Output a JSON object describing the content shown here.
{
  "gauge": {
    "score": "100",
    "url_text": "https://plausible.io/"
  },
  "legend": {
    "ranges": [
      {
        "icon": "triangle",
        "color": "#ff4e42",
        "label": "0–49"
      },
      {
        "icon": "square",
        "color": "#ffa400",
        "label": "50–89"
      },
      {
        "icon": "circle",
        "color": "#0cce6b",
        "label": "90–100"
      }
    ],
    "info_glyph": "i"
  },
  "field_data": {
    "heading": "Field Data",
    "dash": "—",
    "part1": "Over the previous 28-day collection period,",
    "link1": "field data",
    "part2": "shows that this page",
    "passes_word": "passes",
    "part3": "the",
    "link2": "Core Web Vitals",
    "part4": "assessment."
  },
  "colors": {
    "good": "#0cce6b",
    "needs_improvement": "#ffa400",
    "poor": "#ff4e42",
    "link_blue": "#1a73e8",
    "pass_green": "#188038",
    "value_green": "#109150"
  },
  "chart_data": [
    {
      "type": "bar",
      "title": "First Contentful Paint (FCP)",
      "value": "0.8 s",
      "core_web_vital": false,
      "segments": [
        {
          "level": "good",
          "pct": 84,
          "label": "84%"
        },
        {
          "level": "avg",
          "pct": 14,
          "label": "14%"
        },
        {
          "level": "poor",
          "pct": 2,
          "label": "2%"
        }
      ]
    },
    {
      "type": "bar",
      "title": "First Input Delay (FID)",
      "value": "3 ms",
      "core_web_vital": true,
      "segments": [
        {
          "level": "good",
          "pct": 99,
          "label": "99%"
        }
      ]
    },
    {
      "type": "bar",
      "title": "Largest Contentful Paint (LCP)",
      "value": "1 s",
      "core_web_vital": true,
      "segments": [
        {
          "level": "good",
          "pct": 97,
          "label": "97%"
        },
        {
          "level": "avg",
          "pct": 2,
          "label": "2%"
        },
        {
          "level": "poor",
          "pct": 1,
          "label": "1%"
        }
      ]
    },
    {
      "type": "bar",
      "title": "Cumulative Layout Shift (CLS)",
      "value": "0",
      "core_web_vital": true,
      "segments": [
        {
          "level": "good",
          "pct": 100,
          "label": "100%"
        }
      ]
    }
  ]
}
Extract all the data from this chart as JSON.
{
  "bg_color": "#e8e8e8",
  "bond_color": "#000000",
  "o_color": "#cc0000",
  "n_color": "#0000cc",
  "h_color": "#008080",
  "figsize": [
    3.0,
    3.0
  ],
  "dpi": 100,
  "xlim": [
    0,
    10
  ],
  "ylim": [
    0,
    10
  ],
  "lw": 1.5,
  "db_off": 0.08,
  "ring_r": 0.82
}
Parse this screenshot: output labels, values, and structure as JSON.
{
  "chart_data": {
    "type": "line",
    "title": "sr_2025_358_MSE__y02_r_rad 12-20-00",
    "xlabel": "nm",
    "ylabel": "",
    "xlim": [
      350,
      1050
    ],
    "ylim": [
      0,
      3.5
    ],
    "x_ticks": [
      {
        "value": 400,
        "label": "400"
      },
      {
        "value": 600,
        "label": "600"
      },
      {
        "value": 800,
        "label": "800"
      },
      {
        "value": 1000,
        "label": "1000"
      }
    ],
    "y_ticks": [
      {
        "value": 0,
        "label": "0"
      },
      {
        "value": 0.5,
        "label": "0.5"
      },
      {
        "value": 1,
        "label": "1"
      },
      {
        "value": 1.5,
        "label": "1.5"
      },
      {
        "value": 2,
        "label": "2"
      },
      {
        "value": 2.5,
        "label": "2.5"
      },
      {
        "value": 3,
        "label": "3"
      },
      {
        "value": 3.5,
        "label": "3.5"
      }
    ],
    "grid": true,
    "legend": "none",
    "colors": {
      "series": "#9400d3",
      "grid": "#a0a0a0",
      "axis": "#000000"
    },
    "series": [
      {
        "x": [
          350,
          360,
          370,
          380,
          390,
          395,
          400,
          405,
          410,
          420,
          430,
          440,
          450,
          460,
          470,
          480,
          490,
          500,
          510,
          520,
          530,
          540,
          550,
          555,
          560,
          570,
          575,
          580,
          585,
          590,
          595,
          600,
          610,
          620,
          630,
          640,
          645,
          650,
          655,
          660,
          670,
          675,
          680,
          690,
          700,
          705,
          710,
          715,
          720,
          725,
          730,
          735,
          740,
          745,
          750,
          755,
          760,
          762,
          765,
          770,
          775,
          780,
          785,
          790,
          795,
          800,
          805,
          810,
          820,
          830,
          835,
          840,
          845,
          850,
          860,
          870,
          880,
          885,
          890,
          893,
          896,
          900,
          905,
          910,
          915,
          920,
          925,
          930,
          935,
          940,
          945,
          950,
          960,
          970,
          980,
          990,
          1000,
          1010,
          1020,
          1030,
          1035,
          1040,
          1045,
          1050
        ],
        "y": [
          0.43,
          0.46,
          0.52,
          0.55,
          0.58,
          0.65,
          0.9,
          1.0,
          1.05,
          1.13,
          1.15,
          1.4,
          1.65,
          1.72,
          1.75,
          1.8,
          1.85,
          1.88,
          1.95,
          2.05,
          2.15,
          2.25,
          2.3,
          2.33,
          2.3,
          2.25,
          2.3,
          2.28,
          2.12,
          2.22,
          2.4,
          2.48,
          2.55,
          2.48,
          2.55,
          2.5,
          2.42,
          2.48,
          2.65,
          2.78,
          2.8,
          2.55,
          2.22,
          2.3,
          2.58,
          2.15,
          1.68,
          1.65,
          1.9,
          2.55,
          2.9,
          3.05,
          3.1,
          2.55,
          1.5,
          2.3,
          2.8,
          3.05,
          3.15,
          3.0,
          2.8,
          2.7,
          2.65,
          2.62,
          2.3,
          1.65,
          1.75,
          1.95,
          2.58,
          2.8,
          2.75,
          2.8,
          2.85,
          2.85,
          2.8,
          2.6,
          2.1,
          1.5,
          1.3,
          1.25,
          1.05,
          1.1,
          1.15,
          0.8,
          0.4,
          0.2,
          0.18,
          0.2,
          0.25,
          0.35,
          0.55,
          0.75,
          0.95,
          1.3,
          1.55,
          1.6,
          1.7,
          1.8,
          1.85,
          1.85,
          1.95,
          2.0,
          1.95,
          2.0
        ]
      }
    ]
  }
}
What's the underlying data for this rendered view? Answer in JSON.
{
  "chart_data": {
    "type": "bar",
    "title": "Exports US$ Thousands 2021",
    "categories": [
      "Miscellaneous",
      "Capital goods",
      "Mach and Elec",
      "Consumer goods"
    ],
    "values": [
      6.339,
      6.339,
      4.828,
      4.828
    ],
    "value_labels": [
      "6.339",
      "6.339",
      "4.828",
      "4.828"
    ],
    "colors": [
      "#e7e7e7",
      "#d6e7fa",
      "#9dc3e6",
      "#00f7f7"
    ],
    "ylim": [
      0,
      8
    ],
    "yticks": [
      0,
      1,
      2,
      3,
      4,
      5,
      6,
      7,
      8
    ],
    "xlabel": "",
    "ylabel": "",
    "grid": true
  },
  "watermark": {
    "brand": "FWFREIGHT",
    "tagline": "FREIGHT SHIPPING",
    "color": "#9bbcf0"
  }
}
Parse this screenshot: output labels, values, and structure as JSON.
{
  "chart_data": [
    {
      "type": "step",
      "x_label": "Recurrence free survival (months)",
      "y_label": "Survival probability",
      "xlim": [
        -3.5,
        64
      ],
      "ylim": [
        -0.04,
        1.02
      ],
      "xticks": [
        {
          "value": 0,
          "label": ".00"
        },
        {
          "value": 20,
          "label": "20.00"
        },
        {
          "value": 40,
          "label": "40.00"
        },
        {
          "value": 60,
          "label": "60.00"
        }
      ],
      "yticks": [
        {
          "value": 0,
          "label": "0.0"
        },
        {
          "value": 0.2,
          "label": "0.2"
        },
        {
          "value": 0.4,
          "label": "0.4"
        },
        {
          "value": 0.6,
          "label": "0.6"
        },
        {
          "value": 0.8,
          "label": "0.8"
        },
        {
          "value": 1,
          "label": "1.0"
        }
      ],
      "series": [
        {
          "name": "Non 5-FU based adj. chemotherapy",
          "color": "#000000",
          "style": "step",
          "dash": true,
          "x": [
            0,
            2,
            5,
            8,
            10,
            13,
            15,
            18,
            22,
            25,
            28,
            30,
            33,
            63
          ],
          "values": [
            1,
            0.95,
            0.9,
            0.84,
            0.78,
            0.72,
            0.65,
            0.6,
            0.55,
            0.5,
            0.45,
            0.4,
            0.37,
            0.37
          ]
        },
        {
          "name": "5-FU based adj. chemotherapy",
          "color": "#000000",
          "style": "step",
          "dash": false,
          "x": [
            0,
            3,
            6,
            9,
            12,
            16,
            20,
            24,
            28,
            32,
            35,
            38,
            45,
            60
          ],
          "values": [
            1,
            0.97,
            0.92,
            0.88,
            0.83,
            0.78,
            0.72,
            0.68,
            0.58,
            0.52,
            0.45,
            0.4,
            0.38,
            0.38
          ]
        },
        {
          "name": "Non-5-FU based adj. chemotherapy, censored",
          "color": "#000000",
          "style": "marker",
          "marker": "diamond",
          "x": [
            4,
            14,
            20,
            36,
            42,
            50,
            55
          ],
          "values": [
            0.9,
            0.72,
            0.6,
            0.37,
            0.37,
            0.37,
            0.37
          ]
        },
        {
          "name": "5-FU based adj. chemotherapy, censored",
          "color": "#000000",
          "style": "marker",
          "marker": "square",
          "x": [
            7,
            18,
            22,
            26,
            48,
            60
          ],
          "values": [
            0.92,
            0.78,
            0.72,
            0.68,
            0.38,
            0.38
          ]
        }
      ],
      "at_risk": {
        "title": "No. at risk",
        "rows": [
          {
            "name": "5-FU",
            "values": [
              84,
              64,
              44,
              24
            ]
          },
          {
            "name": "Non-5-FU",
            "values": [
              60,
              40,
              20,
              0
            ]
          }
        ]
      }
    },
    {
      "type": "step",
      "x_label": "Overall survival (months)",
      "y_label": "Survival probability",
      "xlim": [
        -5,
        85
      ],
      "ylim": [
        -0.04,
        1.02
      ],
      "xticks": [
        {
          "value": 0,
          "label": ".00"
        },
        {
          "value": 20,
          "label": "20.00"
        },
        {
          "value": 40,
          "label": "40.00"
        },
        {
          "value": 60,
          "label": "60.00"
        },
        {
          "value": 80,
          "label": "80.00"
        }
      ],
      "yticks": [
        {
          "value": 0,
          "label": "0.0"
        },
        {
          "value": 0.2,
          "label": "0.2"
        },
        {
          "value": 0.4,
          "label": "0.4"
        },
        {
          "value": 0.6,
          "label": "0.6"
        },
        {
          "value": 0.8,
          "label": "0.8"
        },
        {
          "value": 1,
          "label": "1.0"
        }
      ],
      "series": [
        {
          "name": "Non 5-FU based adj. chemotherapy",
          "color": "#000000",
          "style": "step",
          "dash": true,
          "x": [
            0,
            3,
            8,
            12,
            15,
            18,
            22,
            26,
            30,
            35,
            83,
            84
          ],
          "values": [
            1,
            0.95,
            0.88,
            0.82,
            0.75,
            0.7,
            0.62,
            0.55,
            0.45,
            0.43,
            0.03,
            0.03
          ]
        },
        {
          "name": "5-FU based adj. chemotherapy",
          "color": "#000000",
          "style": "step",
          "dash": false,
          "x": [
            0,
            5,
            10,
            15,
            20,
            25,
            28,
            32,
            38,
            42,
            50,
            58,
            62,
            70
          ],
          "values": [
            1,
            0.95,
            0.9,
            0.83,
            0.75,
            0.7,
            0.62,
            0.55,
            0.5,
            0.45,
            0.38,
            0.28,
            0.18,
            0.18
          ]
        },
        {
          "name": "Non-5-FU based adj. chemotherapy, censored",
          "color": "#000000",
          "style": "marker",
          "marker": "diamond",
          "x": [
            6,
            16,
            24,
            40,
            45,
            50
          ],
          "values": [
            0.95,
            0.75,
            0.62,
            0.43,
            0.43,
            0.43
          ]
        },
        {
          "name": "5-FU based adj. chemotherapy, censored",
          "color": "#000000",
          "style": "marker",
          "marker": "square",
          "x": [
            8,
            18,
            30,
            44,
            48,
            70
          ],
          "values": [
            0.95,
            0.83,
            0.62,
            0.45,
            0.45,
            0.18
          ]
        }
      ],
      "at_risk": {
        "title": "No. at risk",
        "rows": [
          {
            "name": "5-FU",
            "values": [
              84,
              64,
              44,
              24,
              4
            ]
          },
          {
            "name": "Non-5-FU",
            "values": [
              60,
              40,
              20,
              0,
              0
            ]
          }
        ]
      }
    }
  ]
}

-.-.-

§ **Required task**: Scan the listing above. Gather each line that contains the word "First".

§ **The answer**:
      "title": "First Contentful Paint (FCP)",
      "title": "First Input Delay (FID)",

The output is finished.